● Angezeigter Text
········
Hinter Bodrožićs Behauptung ist zwar vage zu erkennen, worauf die Autorin hinauswill. Aber sie erklärt nie, was die »gusseisernen Begriffe« und die »poetische Vernunft« genau sein sollen, obwohl beide Begriffe im Titel vorkommen. Aufgrund solcher und ähnlicher Beispiele gehen die eigentliche Aussage und ein Teil der Argumentation im Gewirr der Metaphern verloren – und mit ihr ein Teil an Glaubwürdigkeit, denn wie soll der Inhalt überzeugen, wenn nicht nachvollzogen werden kann, worum es eigentlich geht?
Schnell geht der Text in Mystisches und Esoterisches über, wobei nicht deutlich wird, ob und wie die Autorin dies auch meint – beispielsweise wenn sie schreibt: »Die seelische Geometrie der Sinne erlangt in jenem Augenblick ihre Wirksamkeit, in dem uns ein im eigenen Leben erworbenes Sehen ins Verstehen führt.« Das Positive in diesem Fall ist, dass die Essays hierdurch nicht so trocken sind. Oft lockern sie den Sachbuchcharakter auf, den Essaybände sonst haben können, wodurch sich Bodrožićs Texte eher typisch literarisch lesen. Hierdurch wird ein ästhetischer Effekt erzeugt, der es ermöglicht, zwischendurch ein wenig mitzufiebern.
Ein bewegtes LebenBodrožić stützt ihre Aussagen durch verschiedene Beispiele: Zum einen erzählt sie selbst viel über ihr eigenes Leben und ihre Bücher. Zum anderen bezieht sie Lebensweisen anderer Menschen mit ein oder verwendet Zitate von ihnen. Gerade ihre eigenen Erfahrungen gestalten die Essays wesentlich interessanter, denn sie hat viel erlebt. So schildert sie eindrucksvoll, wie sie ihre ersten zehn Lebensjahre in Kroatien verbracht hat. Bis zu ihrem fünften Lebensjahr habe sie nicht gewusst, dass sie ein Mädchen ist, weil sie nie jemand darüber aufgeklärt habe. Erst als ihre Cousins sie eines Tages wegen ihres Geschlechts nicht zu einem Abenteuerspiel in einer Höhle mitnehmen wollten, sei ihr dies bewusst geworden. Ebenfalls beschreibt die Autorin eindrucksvoll, wie ihre eigenen Eltern, nachdem sie zusammen mit ihr nach Deutschland gezogen waren, sie immer wieder dafür gescholten haben, dass sie ihnen öfters widersprach. Ihre Mutter habe ihr sogar versucht vorzuschreiben, dass sie eine Lehre als Arzthelferin oder Bankkauffrau beginnen solle. Nur weil sie sich irgendwann dagegen wehrte und nicht den Wünschen der Mutter folgte, so vermittelt sie, sei sie heutzutage die Autorin, die sie ist.
Diese Beispiele erleichtern das Textverständnis, weil die Ansichten der Autorin für den*die Leser*in verständlicher werden. So beruht ihr Leitfaden darauf, dass sie in ihrem Leben selbst erkennen musste, dass sie sich nicht für andere verstellen und stattdessen ihre eigene Meinung stark vertreten sollte.
········
● Datenauszüge
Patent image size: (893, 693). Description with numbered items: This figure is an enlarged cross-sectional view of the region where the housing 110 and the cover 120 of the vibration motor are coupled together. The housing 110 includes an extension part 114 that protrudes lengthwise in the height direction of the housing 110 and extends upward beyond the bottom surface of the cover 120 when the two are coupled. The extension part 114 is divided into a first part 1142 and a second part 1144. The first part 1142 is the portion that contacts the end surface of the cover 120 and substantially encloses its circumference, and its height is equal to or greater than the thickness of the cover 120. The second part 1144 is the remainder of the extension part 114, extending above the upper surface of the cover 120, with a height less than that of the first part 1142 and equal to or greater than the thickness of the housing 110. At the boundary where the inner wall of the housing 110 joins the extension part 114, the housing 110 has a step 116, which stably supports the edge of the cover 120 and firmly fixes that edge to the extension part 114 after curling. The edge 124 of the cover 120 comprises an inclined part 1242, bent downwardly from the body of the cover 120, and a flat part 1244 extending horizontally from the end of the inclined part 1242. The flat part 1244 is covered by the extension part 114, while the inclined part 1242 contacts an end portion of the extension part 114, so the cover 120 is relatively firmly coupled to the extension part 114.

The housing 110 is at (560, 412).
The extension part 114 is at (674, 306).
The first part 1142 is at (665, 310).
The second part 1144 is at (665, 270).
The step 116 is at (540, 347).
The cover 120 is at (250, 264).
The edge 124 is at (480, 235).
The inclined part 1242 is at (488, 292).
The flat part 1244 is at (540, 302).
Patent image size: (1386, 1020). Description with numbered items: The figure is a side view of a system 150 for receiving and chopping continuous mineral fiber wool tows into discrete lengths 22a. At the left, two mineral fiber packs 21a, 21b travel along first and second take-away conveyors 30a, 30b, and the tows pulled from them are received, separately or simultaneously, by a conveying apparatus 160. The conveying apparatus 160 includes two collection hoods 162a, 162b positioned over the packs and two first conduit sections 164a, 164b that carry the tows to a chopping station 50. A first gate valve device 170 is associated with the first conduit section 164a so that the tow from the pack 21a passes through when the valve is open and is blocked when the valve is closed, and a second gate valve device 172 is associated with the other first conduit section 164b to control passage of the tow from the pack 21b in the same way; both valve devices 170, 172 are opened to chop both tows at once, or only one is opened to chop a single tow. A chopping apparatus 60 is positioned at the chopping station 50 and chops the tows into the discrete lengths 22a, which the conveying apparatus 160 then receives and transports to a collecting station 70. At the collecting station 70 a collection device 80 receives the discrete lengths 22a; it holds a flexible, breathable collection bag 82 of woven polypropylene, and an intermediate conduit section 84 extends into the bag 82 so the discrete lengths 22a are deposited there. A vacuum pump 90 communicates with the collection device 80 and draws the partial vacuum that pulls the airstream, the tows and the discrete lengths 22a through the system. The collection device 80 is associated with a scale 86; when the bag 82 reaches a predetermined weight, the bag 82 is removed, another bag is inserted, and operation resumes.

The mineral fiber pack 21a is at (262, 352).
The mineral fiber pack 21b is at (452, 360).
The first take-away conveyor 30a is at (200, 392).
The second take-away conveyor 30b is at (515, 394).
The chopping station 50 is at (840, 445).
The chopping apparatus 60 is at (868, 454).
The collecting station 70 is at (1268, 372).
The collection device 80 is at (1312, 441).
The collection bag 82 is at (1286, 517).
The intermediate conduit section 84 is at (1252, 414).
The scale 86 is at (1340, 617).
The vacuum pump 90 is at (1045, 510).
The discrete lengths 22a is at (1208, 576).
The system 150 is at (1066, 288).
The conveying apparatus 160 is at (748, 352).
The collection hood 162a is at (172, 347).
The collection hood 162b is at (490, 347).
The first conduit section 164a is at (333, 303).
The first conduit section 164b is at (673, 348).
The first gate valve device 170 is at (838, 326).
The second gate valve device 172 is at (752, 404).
········
● Zu erledigende Aufgaben
• A. Wo hat Bodrožić laut dem Text über Bodrožićs Essays ihre ersten zehn Lebensjahre verbracht?
• B. Übernimm aus dem Text über Bodrožićs Essays wortgetreu den Abschnitt, der mit den Worten „Hinter Bodrožićs Behauptung“ einsetzt und mit „es eigentlich geht?“ schließt.
• C. Prüfe anhand des Texts über Bodrožićs Essays, ob die folgenden Aussagen zutreffen: (i) Die Mutter der Autorin wollte, dass sie eine Lehre als Arzthelferin oder Bankkauffrau beginnt. (ii) Die Autorin erklärt genau, was die »poetische Vernunft« sein soll. (iii) Die Cousins nahmen die Autorin zu einem Abenteuerspiel in einer Höhle mit.

● Antworten je Aufgabe
• A. In Kroatien.

• B.
Hinter Bodrožićs Behauptung ist zwar vage zu erkennen, worauf die Autorin hinauswill. Aber sie erklärt nie, was die »gusseisernen Begriffe« und die »poetische Vernunft« genau sein sollen, obwohl beide Begriffe im Titel vorkommen. Aufgrund solcher und ähnlicher Beispiele gehen die eigentliche Aussage und ein Teil der Argumentation im Gewirr der Metaphern verloren – und mit ihr ein Teil an Glaubwürdigkeit, denn wie soll der Inhalt überzeugen, wenn nicht nachvollzogen werden kann, worum es eigentlich geht?

• C.
(i) Ja: „Ihre Mutter habe ihr sogar versucht vorzuschreiben, dass sie eine Lehre als Arzthelferin oder Bankkauffrau beginnen solle.“
(ii) Nein: „Aber sie erklärt nie, was die »gusseisernen Begriffe« und die »poetische Vernunft« genau sein sollen“
(iii) Nein: „Erst als ihre Cousins sie eines Tages wegen ihres Geschlechts nicht zu einem Abenteuerspiel in einer Höhle mitnehmen wollten“